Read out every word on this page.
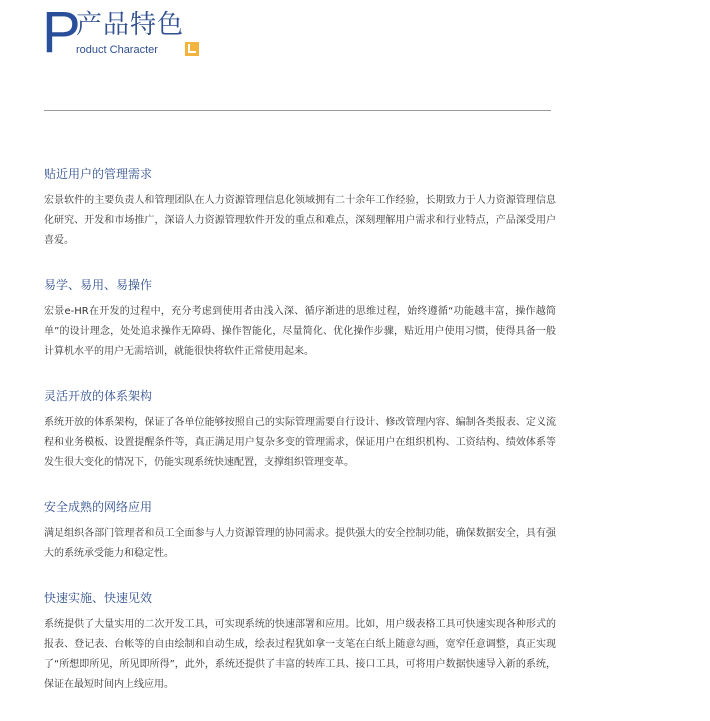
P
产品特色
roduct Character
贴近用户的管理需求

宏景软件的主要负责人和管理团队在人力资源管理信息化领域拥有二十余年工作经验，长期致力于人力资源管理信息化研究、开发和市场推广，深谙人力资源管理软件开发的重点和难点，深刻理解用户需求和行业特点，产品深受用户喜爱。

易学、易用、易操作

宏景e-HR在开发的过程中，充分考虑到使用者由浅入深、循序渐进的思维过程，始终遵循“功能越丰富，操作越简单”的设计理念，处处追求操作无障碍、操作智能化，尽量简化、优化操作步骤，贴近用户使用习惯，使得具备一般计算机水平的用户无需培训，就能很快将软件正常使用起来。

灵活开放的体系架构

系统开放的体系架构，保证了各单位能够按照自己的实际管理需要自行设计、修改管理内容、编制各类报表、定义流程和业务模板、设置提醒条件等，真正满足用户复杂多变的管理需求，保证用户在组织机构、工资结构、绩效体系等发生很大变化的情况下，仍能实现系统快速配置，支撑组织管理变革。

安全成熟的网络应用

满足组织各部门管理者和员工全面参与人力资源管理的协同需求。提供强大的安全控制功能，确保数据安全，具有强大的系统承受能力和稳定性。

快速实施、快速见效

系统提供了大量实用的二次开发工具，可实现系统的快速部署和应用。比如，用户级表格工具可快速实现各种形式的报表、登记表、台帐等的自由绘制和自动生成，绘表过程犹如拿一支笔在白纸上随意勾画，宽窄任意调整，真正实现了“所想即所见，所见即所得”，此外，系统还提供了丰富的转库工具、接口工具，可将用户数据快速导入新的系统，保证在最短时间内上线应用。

══════════════════════════════

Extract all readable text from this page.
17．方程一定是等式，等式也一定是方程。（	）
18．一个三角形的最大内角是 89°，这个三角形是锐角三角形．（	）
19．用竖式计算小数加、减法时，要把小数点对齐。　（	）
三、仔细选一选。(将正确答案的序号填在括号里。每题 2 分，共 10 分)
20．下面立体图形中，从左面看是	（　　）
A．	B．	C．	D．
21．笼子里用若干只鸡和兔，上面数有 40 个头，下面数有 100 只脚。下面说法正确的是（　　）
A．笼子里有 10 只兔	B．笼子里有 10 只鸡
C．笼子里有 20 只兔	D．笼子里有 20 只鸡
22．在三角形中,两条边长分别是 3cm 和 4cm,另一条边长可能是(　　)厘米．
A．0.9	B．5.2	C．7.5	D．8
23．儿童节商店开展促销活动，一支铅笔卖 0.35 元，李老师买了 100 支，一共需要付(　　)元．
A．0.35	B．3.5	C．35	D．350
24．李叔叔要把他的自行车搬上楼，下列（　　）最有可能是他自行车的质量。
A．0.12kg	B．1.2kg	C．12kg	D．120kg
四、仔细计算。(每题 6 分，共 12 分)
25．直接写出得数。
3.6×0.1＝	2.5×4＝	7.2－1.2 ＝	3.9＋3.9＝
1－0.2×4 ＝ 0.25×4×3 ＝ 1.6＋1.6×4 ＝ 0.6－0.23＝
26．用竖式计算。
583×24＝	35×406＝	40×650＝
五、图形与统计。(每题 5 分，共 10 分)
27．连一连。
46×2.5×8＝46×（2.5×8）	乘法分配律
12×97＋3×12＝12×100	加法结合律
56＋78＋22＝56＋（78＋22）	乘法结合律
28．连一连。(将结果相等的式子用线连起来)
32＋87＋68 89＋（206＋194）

══════════════════════════════

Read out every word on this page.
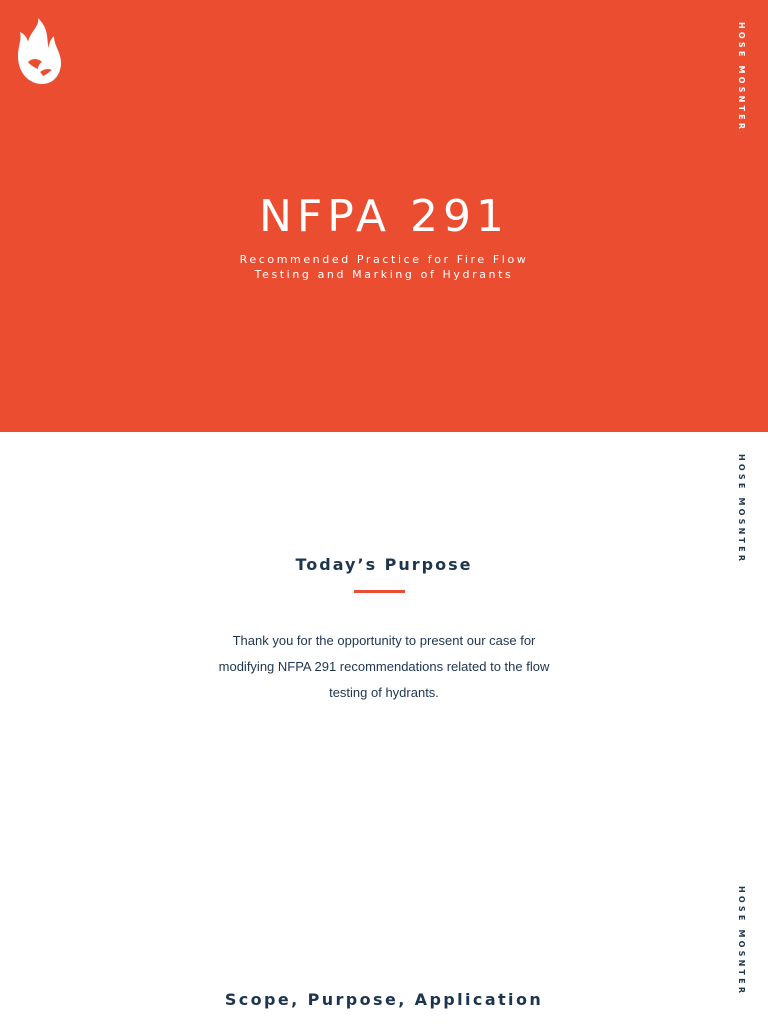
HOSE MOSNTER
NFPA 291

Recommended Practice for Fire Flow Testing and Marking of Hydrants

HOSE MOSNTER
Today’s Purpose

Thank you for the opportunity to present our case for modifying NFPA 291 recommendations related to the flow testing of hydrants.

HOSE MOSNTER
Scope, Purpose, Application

══════════════════════════════

→ PROBLEM REQUIREMENTS:
What is the number of lines in these records that contain "NFPA"? Reply with the number only.

→ EXERCISE SOLUTION:
2